■ Information shown ■
◆ ◆ ◆ ◆ ◆
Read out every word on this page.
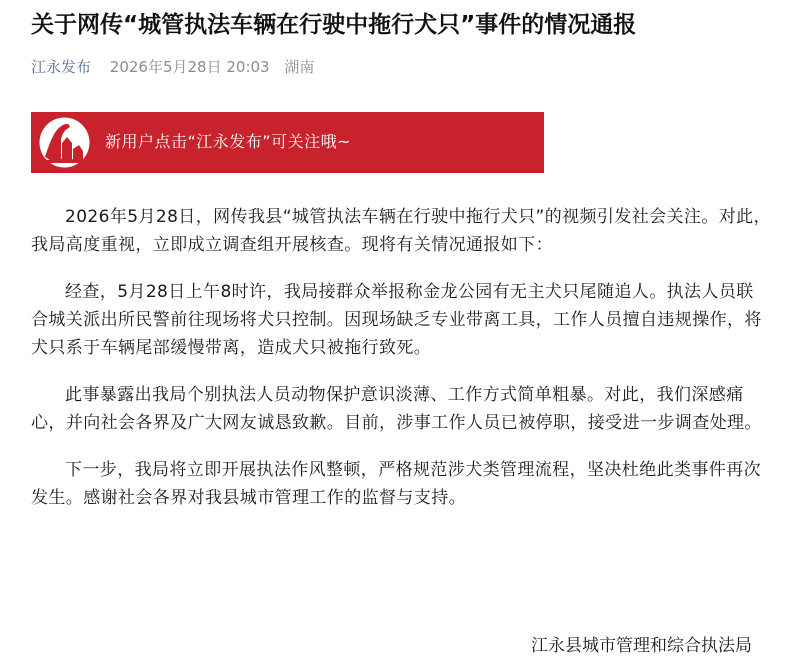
关于网传“城管执法车辆在行驶中拖行犬只”事件的情况通报
江永发布 2026年5月28日 20:03 湖南
新用户点击“江永发布”可关注哦~

2026年5月28日，网传我县“城管执法车辆在行驶中拖行犬只”的视频引发社会关注。对此，我局高度重视，立即成立调查组开展核查。现将有关情况通报如下：

经查，5月28日上午8时许，我局接群众举报称金龙公园有无主犬只尾随追人。执法人员联合城关派出所民警前往现场将犬只控制。因现场缺乏专业带离工具，工作人员擅自违规操作，将犬只系于车辆尾部缓慢带离，造成犬只被拖行致死。

此事暴露出我局个别执法人员动物保护意识淡薄、工作方式简单粗暴。对此，我们深感痛心，并向社会各界及广大网友诚恳致歉。目前，涉事工作人员已被停职，接受进一步调查处理。

下一步，我局将立即开展执法作风整顿，严格规范涉犬类管理流程，坚决杜绝此类事件再次发生。感谢社会各界对我县城市管理工作的监督与支持。

江永县城市管理和综合执法局
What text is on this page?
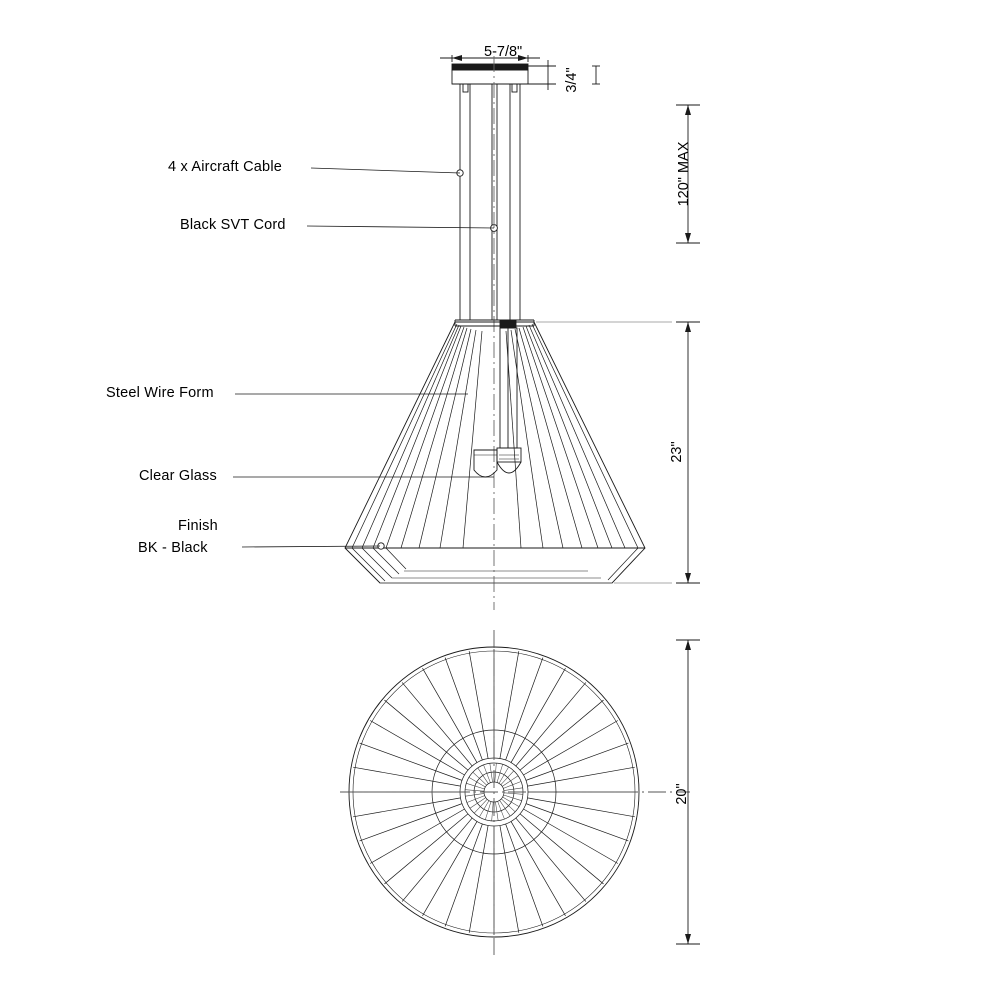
4 x Aircraft Cable
Black SVT Cord
Steel Wire Form
Clear Glass
Finish
BK - Black
5-7/8"
3/4"
120" MAX
23"
20"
◆ ◆ ◆ ◆ ◆
■ Prompt ■
Drop the images and repeat the data exactly.

■ Solution for this problem ■
Read out every word on this page.
关于网传“城管执法车辆在行驶中拖行犬只”事件的情况通报
江永发布 2026年5月28日 20:03 湖南
新用户点击“江永发布”可关注哦~

2026年5月28日，网传我县“城管执法车辆在行驶中拖行犬只”的视频引发社会关注。对此，我局高度重视，立即成立调查组开展核查。现将有关情况通报如下：

经查，5月28日上午8时许，我局接群众举报称金龙公园有无主犬只尾随追人。执法人员联合城关派出所民警前往现场将犬只控制。因现场缺乏专业带离工具，工作人员擅自违规操作，将犬只系于车辆尾部缓慢带离，造成犬只被拖行致死。

此事暴露出我局个别执法人员动物保护意识淡薄、工作方式简单粗暴。对此，我们深感痛心，并向社会各界及广大网友诚恳致歉。目前，涉事工作人员已被停职，接受进一步调查处理。

下一步，我局将立即开展执法作风整顿，严格规范涉犬类管理流程，坚决杜绝此类事件再次发生。感谢社会各界对我县城市管理工作的监督与支持。

江永县城市管理和综合执法局
What text is on this page?
4 x Aircraft Cable
Black SVT Cord
Steel Wire Form
Clear Glass
Finish
BK - Black
5-7/8"
3/4"
120" MAX
23"
20"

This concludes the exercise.